### INPUT DATA
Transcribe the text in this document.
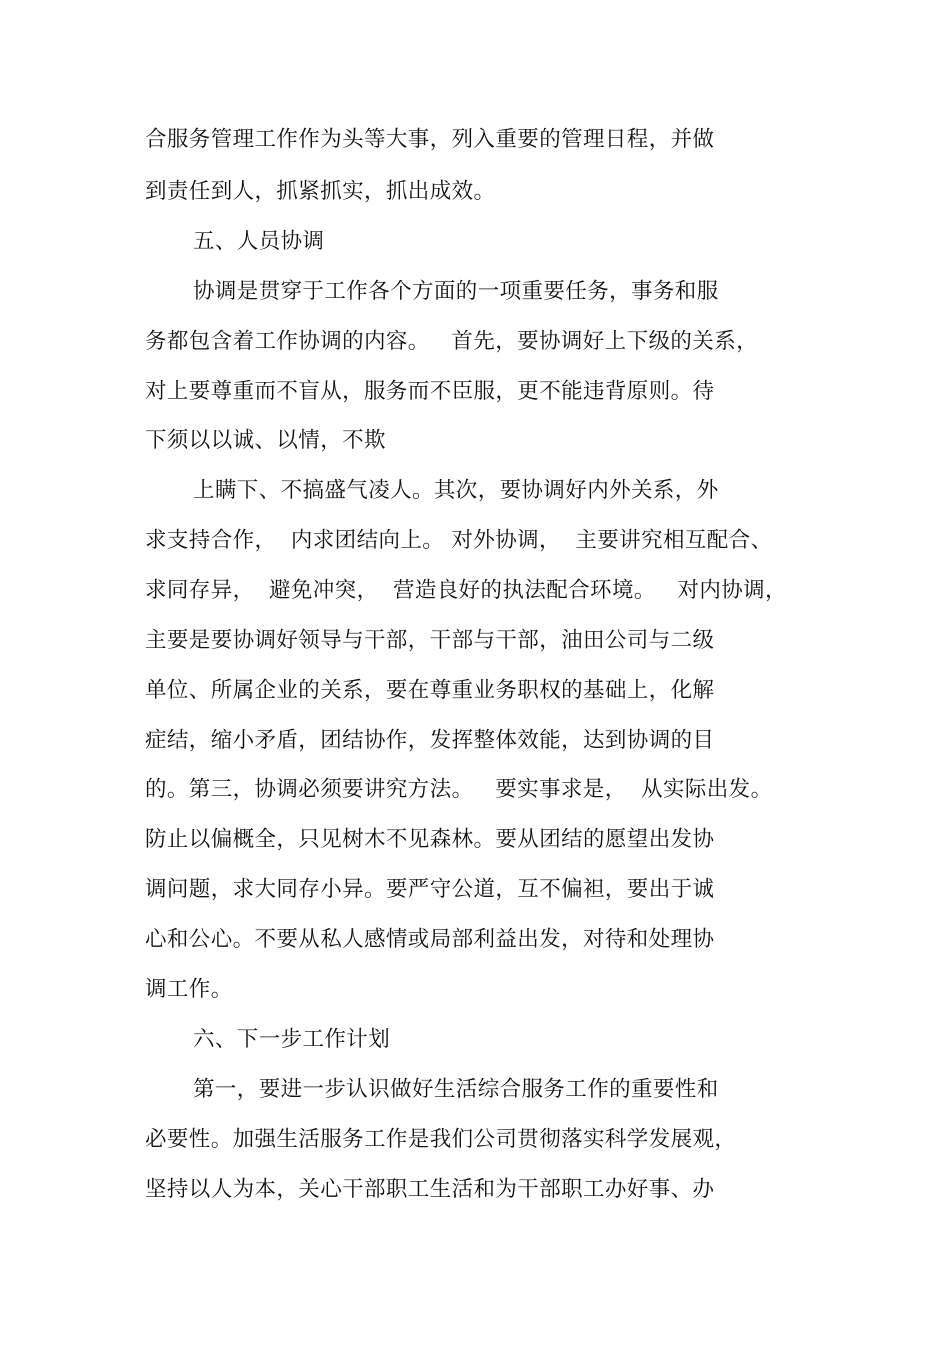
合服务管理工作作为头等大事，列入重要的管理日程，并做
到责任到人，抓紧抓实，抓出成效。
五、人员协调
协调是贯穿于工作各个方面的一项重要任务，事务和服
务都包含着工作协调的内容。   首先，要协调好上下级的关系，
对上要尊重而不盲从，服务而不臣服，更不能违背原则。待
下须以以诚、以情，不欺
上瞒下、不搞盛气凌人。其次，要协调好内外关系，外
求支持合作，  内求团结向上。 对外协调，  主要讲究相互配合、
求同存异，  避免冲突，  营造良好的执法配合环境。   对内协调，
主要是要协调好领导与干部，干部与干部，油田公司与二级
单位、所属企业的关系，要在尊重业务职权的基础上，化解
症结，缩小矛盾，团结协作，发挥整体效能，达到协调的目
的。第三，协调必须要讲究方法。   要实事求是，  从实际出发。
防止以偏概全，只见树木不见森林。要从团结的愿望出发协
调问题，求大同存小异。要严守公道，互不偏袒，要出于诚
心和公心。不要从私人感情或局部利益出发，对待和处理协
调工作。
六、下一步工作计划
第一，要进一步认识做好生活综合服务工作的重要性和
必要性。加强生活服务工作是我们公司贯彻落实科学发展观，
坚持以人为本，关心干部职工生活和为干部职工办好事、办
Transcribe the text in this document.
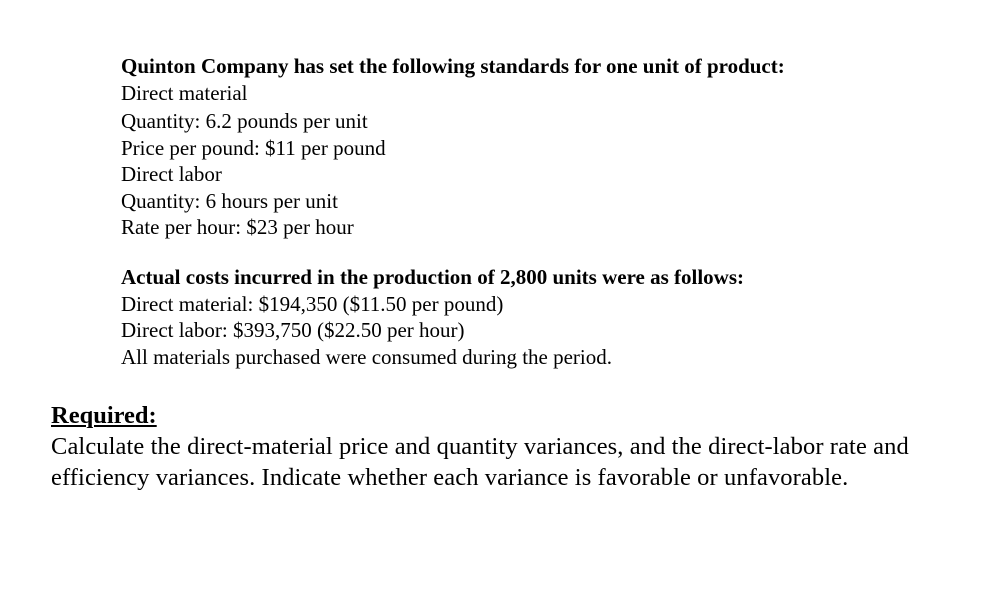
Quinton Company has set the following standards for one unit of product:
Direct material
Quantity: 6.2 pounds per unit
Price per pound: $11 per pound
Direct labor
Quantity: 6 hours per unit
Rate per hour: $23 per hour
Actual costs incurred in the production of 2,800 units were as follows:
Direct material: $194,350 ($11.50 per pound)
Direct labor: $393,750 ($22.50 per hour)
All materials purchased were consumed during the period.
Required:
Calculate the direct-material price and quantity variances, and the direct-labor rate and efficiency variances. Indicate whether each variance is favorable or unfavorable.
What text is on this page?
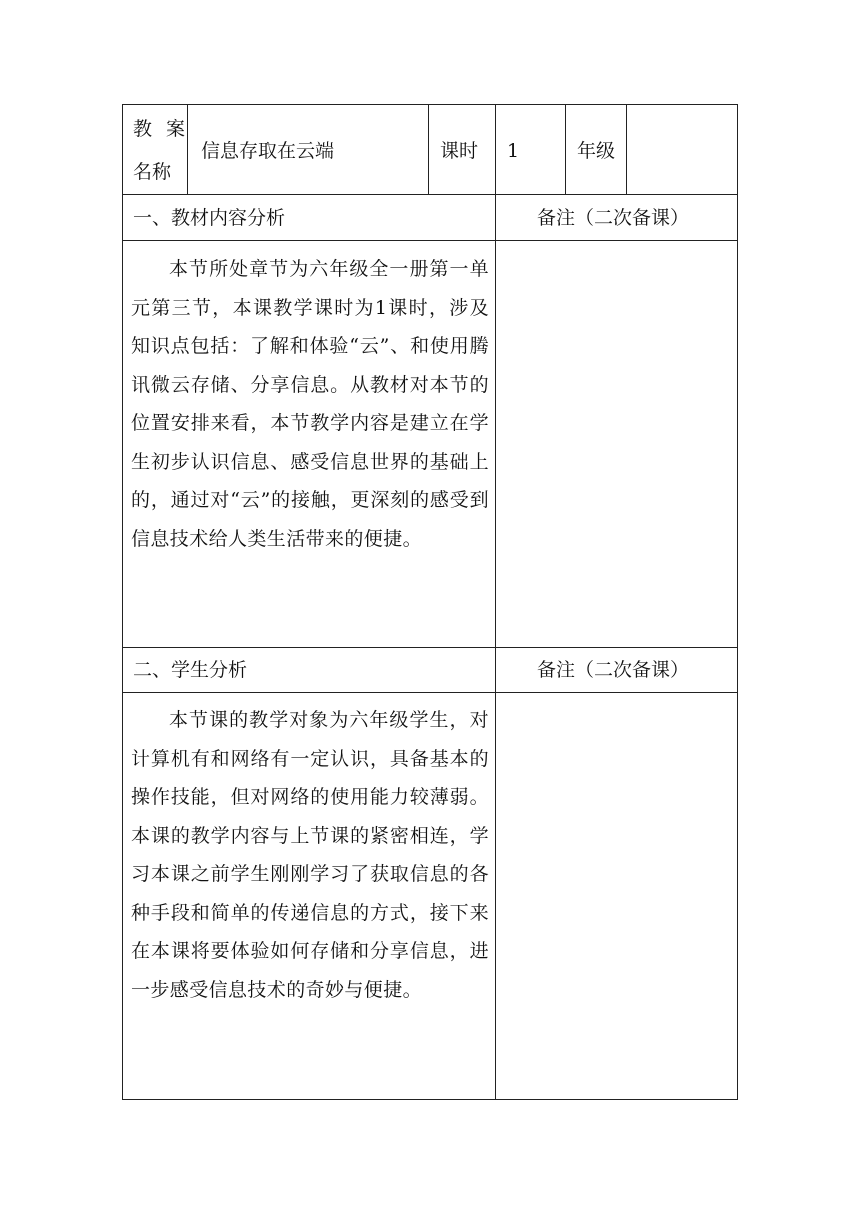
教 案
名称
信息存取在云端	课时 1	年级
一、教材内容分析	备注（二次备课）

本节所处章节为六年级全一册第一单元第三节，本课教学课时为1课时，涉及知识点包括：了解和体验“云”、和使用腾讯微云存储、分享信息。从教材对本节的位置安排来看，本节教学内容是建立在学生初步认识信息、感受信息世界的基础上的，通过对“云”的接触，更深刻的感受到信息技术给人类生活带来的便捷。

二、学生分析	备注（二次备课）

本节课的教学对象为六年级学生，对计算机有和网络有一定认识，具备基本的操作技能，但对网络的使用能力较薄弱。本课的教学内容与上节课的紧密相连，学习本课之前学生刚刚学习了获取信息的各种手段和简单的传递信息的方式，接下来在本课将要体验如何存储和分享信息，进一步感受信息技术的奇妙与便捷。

### YOUR TASK
Copy the listing word for word, excluding its pictures.

### REPLY
Transcribe the text in this document.
合服务管理工作作为头等大事，列入重要的管理日程，并做
到责任到人，抓紧抓实，抓出成效。
五、人员协调
协调是贯穿于工作各个方面的一项重要任务，事务和服
务都包含着工作协调的内容。   首先，要协调好上下级的关系，
对上要尊重而不盲从，服务而不臣服，更不能违背原则。待
下须以以诚、以情，不欺
上瞒下、不搞盛气凌人。其次，要协调好内外关系，外
求支持合作，  内求团结向上。 对外协调，  主要讲究相互配合、
求同存异，  避免冲突，  营造良好的执法配合环境。   对内协调，
主要是要协调好领导与干部，干部与干部，油田公司与二级
单位、所属企业的关系，要在尊重业务职权的基础上，化解
症结，缩小矛盾，团结协作，发挥整体效能，达到协调的目
的。第三，协调必须要讲究方法。   要实事求是，  从实际出发。
防止以偏概全，只见树木不见森林。要从团结的愿望出发协
调问题，求大同存小异。要严守公道，互不偏袒，要出于诚
心和公心。不要从私人感情或局部利益出发，对待和处理协
调工作。
六、下一步工作计划
第一，要进一步认识做好生活综合服务工作的重要性和
必要性。加强生活服务工作是我们公司贯彻落实科学发展观，
坚持以人为本，关心干部职工生活和为干部职工办好事、办
Transcribe the text in this document.
Quinton Company has set the following standards for one unit of product:
Direct material
Quantity: 6.2 pounds per unit
Price per pound: $11 per pound
Direct labor
Quantity: 6 hours per unit
Rate per hour: $23 per hour
Actual costs incurred in the production of 2,800 units were as follows:
Direct material: $194,350 ($11.50 per pound)
Direct labor: $393,750 ($22.50 per hour)
All materials purchased were consumed during the period.
Required:
Calculate the direct-material price and quantity variances, and the direct-labor rate and efficiency variances. Indicate whether each variance is favorable or unfavorable.
What text is on this page?
教 案
名称
信息存取在云端	课时 1	年级
一、教材内容分析	备注（二次备课）

本节所处章节为六年级全一册第一单元第三节，本课教学课时为1课时，涉及知识点包括：了解和体验“云”、和使用腾讯微云存储、分享信息。从教材对本节的位置安排来看，本节教学内容是建立在学生初步认识信息、感受信息世界的基础上的，通过对“云”的接触，更深刻的感受到信息技术给人类生活带来的便捷。

二、学生分析	备注（二次备课）

本节课的教学对象为六年级学生，对计算机有和网络有一定认识，具备基本的操作技能，但对网络的使用能力较薄弱。本课的教学内容与上节课的紧密相连，学习本课之前学生刚刚学习了获取信息的各种手段和简单的传递信息的方式，接下来在本课将要体验如何存储和分享信息，进一步感受信息技术的奇妙与便捷。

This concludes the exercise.